• [WORK INSTRUCTIONS]: Here are some records; quote them exactly, leaving out the pictures.

• [GIVEN DATA]:
------------------------------------------------------------------------
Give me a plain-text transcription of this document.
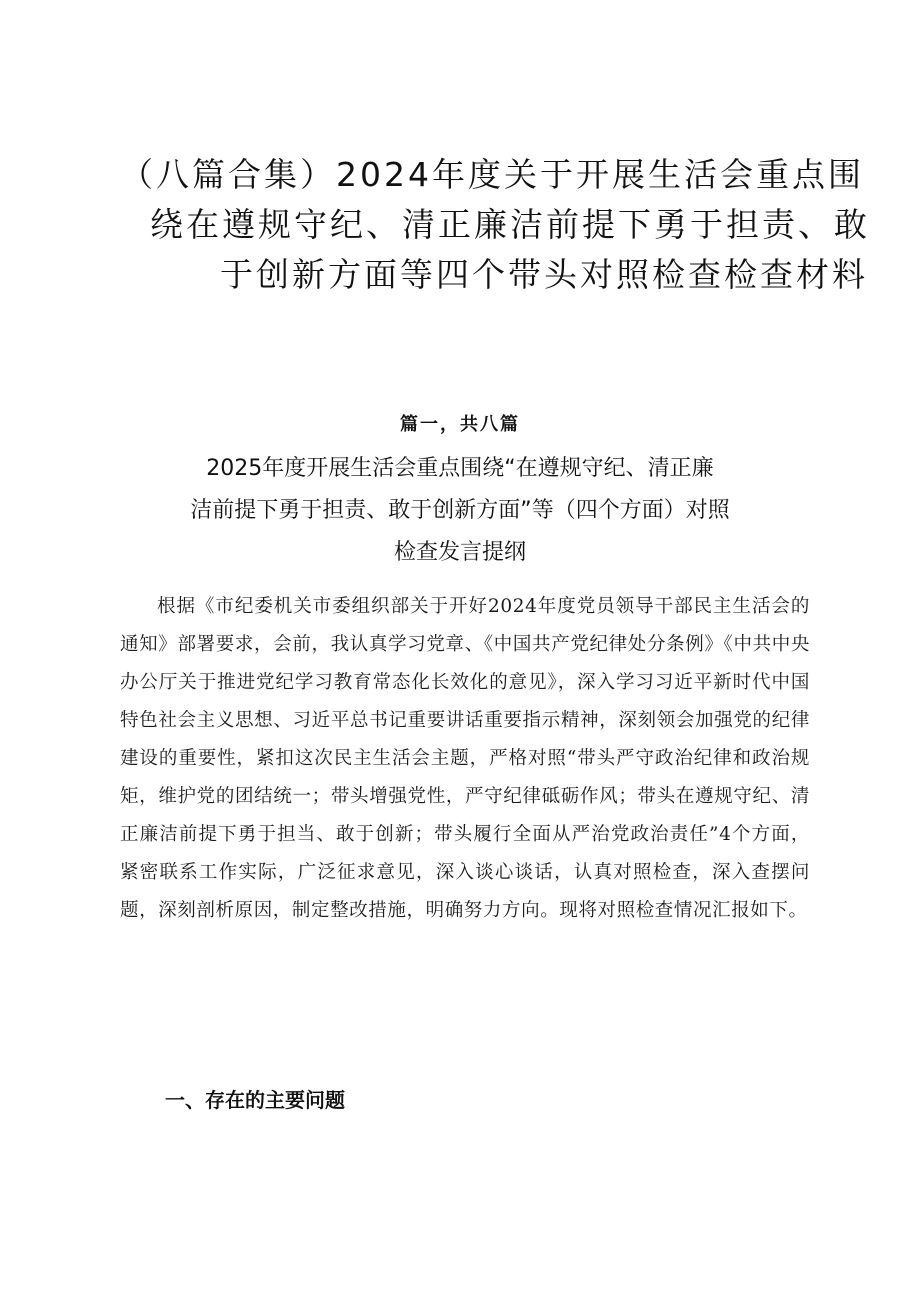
（八篇合集）2024年度关于开展生活会重点围
绕在遵规守纪、清正廉洁前提下勇于担责、敢
于创新方面等四个带头对照检查检查材料
篇一，共八篇
2025年度开展生活会重点围绕“在遵规守纪、清正廉
洁前提下勇于担责、敢于创新方面”等（四个方面）对照
检查发言提纲

根据《市纪委机关市委组织部关于开好2024年度党员领导干部民主生活会的通知》部署要求，会前，我认真学习党章、《中国共产党纪律处分条例》《中共中央办公厅关于推进党纪学习教育常态化长效化的意见》，深入学习习近平新时代中国特色社会主义思想、习近平总书记重要讲话重要指示精神，深刻领会加强党的纪律建设的重要性，紧扣这次民主生活会主题，严格对照“带头严守政治纪律和政治规矩，维护党的团结统一；带头增强党性，严守纪律砥砺作风；带头在遵规守纪、清正廉洁前提下勇于担当、敢于创新；带头履行全面从严治党政治责任”4个方面，紧密联系工作实际，广泛征求意见，深入谈心谈话，认真对照检查，深入查摆问题，深刻剖析原因，制定整改措施，明确努力方向。现将对照检查情况汇报如下。

一、存在的主要问题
------------------------------------------------------------------------
• [EXERCISE SOLUTION]:
Give me a plain-text transcription of this document.
（八篇合集）2024年度关于开展生活会重点围
绕在遵规守纪、清正廉洁前提下勇于担责、敢
于创新方面等四个带头对照检查检查材料
篇一，共八篇
2025年度开展生活会重点围绕“在遵规守纪、清正廉
洁前提下勇于担责、敢于创新方面”等（四个方面）对照
检查发言提纲

根据《市纪委机关市委组织部关于开好2024年度党员领导干部民主生活会的通知》部署要求，会前，我认真学习党章、《中国共产党纪律处分条例》《中共中央办公厅关于推进党纪学习教育常态化长效化的意见》，深入学习习近平新时代中国特色社会主义思想、习近平总书记重要讲话重要指示精神，深刻领会加强党的纪律建设的重要性，紧扣这次民主生活会主题，严格对照“带头严守政治纪律和政治规矩，维护党的团结统一；带头增强党性，严守纪律砥砺作风；带头在遵规守纪、清正廉洁前提下勇于担当、敢于创新；带头履行全面从严治党政治责任”4个方面，紧密联系工作实际，广泛征求意见，深入谈心谈话，认真对照检查，深入查摆问题，深刻剖析原因，制定整改措施，明确努力方向。现将对照检查情况汇报如下。

一、存在的主要问题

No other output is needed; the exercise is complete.